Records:

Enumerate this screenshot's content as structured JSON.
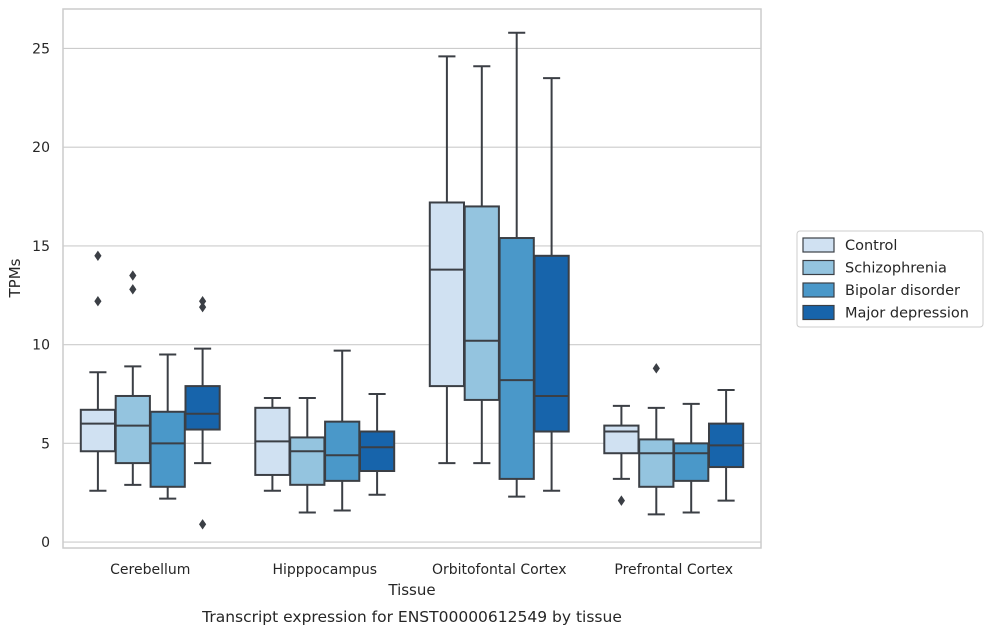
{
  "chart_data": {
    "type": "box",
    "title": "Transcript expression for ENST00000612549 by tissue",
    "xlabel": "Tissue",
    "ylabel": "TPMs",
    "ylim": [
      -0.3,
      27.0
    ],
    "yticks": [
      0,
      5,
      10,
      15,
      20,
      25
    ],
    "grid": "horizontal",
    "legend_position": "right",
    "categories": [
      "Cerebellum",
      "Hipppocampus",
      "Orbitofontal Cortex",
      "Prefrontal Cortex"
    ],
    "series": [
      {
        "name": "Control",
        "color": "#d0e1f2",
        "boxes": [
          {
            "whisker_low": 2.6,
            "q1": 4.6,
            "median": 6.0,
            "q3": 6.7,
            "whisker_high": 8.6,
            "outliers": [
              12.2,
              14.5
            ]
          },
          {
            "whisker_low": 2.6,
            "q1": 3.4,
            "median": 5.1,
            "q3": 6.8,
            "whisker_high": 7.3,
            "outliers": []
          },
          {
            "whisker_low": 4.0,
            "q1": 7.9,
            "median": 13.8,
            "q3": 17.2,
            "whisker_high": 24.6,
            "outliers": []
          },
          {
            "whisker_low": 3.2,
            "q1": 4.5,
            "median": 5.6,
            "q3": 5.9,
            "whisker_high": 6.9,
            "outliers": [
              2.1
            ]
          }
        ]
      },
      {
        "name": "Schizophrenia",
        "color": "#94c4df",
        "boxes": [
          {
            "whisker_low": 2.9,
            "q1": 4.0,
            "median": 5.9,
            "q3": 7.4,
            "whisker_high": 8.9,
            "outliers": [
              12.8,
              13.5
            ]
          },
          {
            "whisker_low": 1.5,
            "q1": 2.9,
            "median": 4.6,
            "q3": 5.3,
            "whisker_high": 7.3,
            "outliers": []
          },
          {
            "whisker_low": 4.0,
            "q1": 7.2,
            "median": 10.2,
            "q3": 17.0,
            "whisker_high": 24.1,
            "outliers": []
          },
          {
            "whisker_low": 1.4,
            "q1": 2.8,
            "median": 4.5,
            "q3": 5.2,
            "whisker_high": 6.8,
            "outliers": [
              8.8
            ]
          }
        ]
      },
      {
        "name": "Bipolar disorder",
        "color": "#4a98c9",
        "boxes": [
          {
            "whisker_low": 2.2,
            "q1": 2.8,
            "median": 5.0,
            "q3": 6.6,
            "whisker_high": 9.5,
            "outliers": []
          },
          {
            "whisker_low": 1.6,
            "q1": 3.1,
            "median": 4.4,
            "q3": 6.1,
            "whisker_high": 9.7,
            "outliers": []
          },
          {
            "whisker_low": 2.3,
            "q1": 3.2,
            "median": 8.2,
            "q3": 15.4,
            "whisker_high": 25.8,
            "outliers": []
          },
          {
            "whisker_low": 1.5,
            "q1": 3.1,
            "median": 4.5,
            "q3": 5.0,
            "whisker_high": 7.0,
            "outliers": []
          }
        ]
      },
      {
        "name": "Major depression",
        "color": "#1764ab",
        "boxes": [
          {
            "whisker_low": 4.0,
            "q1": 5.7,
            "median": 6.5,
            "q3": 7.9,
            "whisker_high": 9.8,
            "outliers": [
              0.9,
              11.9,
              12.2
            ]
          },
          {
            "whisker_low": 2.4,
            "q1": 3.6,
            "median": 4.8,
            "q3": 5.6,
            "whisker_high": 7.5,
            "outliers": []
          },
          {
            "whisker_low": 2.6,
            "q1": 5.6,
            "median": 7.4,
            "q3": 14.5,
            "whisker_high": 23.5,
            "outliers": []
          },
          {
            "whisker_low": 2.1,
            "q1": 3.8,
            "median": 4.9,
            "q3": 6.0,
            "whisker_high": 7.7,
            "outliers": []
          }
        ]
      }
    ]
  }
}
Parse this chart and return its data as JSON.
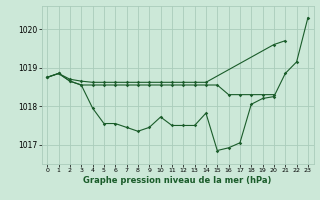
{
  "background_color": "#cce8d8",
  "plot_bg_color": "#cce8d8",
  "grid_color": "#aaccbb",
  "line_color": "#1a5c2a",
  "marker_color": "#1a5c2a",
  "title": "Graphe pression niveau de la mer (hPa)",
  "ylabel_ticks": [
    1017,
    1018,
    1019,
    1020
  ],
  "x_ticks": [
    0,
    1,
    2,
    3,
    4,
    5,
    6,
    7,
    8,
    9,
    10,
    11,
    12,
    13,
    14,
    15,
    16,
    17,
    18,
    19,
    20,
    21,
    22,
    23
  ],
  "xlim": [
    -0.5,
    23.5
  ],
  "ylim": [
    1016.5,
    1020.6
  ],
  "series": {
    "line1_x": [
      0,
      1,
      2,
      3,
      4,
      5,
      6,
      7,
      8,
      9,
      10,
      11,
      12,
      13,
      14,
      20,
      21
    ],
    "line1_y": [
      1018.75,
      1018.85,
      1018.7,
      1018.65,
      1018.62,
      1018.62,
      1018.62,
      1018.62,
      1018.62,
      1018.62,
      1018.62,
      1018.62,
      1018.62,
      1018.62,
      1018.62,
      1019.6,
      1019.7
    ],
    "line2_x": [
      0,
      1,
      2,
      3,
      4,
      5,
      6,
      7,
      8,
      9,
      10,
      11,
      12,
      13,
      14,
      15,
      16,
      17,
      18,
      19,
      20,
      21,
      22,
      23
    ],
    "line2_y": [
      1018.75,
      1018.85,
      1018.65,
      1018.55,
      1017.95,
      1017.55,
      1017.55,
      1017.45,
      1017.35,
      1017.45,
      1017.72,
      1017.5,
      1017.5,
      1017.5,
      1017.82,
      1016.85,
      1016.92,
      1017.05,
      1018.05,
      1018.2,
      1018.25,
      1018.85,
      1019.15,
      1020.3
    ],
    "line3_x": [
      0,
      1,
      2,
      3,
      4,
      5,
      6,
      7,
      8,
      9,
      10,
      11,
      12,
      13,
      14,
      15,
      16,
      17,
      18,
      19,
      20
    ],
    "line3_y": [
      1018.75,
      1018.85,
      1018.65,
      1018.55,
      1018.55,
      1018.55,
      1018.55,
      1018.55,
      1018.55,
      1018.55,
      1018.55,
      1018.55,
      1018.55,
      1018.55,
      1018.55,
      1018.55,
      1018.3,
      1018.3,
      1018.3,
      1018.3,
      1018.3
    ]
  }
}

Aim of the exercise:
Print every record above exactly as written, leaving out the pictures.

Exercise solution:
Enumerate this screenshot's content as structured JSON.
{
  "chart_data": {
    "type": "box",
    "title": "Transcript expression for ENST00000612549 by tissue",
    "xlabel": "Tissue",
    "ylabel": "TPMs",
    "ylim": [
      -0.3,
      27.0
    ],
    "yticks": [
      0,
      5,
      10,
      15,
      20,
      25
    ],
    "grid": "horizontal",
    "legend_position": "right",
    "categories": [
      "Cerebellum",
      "Hipppocampus",
      "Orbitofontal Cortex",
      "Prefrontal Cortex"
    ],
    "series": [
      {
        "name": "Control",
        "color": "#d0e1f2",
        "boxes": [
          {
            "whisker_low": 2.6,
            "q1": 4.6,
            "median": 6.0,
            "q3": 6.7,
            "whisker_high": 8.6,
            "outliers": [
              12.2,
              14.5
            ]
          },
          {
            "whisker_low": 2.6,
            "q1": 3.4,
            "median": 5.1,
            "q3": 6.8,
            "whisker_high": 7.3,
            "outliers": []
          },
          {
            "whisker_low": 4.0,
            "q1": 7.9,
            "median": 13.8,
            "q3": 17.2,
            "whisker_high": 24.6,
            "outliers": []
          },
          {
            "whisker_low": 3.2,
            "q1": 4.5,
            "median": 5.6,
            "q3": 5.9,
            "whisker_high": 6.9,
            "outliers": [
              2.1
            ]
          }
        ]
      },
      {
        "name": "Schizophrenia",
        "color": "#94c4df",
        "boxes": [
          {
            "whisker_low": 2.9,
            "q1": 4.0,
            "median": 5.9,
            "q3": 7.4,
            "whisker_high": 8.9,
            "outliers": [
              12.8,
              13.5
            ]
          },
          {
            "whisker_low": 1.5,
            "q1": 2.9,
            "median": 4.6,
            "q3": 5.3,
            "whisker_high": 7.3,
            "outliers": []
          },
          {
            "whisker_low": 4.0,
            "q1": 7.2,
            "median": 10.2,
            "q3": 17.0,
            "whisker_high": 24.1,
            "outliers": []
          },
          {
            "whisker_low": 1.4,
            "q1": 2.8,
            "median": 4.5,
            "q3": 5.2,
            "whisker_high": 6.8,
            "outliers": [
              8.8
            ]
          }
        ]
      },
      {
        "name": "Bipolar disorder",
        "color": "#4a98c9",
        "boxes": [
          {
            "whisker_low": 2.2,
            "q1": 2.8,
            "median": 5.0,
            "q3": 6.6,
            "whisker_high": 9.5,
            "outliers": []
          },
          {
            "whisker_low": 1.6,
            "q1": 3.1,
            "median": 4.4,
            "q3": 6.1,
            "whisker_high": 9.7,
            "outliers": []
          },
          {
            "whisker_low": 2.3,
            "q1": 3.2,
            "median": 8.2,
            "q3": 15.4,
            "whisker_high": 25.8,
            "outliers": []
          },
          {
            "whisker_low": 1.5,
            "q1": 3.1,
            "median": 4.5,
            "q3": 5.0,
            "whisker_high": 7.0,
            "outliers": []
          }
        ]
      },
      {
        "name": "Major depression",
        "color": "#1764ab",
        "boxes": [
          {
            "whisker_low": 4.0,
            "q1": 5.7,
            "median": 6.5,
            "q3": 7.9,
            "whisker_high": 9.8,
            "outliers": [
              0.9,
              11.9,
              12.2
            ]
          },
          {
            "whisker_low": 2.4,
            "q1": 3.6,
            "median": 4.8,
            "q3": 5.6,
            "whisker_high": 7.5,
            "outliers": []
          },
          {
            "whisker_low": 2.6,
            "q1": 5.6,
            "median": 7.4,
            "q3": 14.5,
            "whisker_high": 23.5,
            "outliers": []
          },
          {
            "whisker_low": 2.1,
            "q1": 3.8,
            "median": 4.9,
            "q3": 6.0,
            "whisker_high": 7.7,
            "outliers": []
          }
        ]
      }
    ]
  }
}
Parse this chart and return its data as JSON.
{
  "background_color": "#cce8d8",
  "plot_bg_color": "#cce8d8",
  "grid_color": "#aaccbb",
  "line_color": "#1a5c2a",
  "marker_color": "#1a5c2a",
  "title": "Graphe pression niveau de la mer (hPa)",
  "ylabel_ticks": [
    1017,
    1018,
    1019,
    1020
  ],
  "x_ticks": [
    0,
    1,
    2,
    3,
    4,
    5,
    6,
    7,
    8,
    9,
    10,
    11,
    12,
    13,
    14,
    15,
    16,
    17,
    18,
    19,
    20,
    21,
    22,
    23
  ],
  "xlim": [
    -0.5,
    23.5
  ],
  "ylim": [
    1016.5,
    1020.6
  ],
  "series": {
    "line1_x": [
      0,
      1,
      2,
      3,
      4,
      5,
      6,
      7,
      8,
      9,
      10,
      11,
      12,
      13,
      14,
      20,
      21
    ],
    "line1_y": [
      1018.75,
      1018.85,
      1018.7,
      1018.65,
      1018.62,
      1018.62,
      1018.62,
      1018.62,
      1018.62,
      1018.62,
      1018.62,
      1018.62,
      1018.62,
      1018.62,
      1018.62,
      1019.6,
      1019.7
    ],
    "line2_x": [
      0,
      1,
      2,
      3,
      4,
      5,
      6,
      7,
      8,
      9,
      10,
      11,
      12,
      13,
      14,
      15,
      16,
      17,
      18,
      19,
      20,
      21,
      22,
      23
    ],
    "line2_y": [
      1018.75,
      1018.85,
      1018.65,
      1018.55,
      1017.95,
      1017.55,
      1017.55,
      1017.45,
      1017.35,
      1017.45,
      1017.72,
      1017.5,
      1017.5,
      1017.5,
      1017.82,
      1016.85,
      1016.92,
      1017.05,
      1018.05,
      1018.2,
      1018.25,
      1018.85,
      1019.15,
      1020.3
    ],
    "line3_x": [
      0,
      1,
      2,
      3,
      4,
      5,
      6,
      7,
      8,
      9,
      10,
      11,
      12,
      13,
      14,
      15,
      16,
      17,
      18,
      19,
      20
    ],
    "line3_y": [
      1018.75,
      1018.85,
      1018.65,
      1018.55,
      1018.55,
      1018.55,
      1018.55,
      1018.55,
      1018.55,
      1018.55,
      1018.55,
      1018.55,
      1018.55,
      1018.55,
      1018.55,
      1018.55,
      1018.3,
      1018.3,
      1018.3,
      1018.3,
      1018.3
    ]
  }
}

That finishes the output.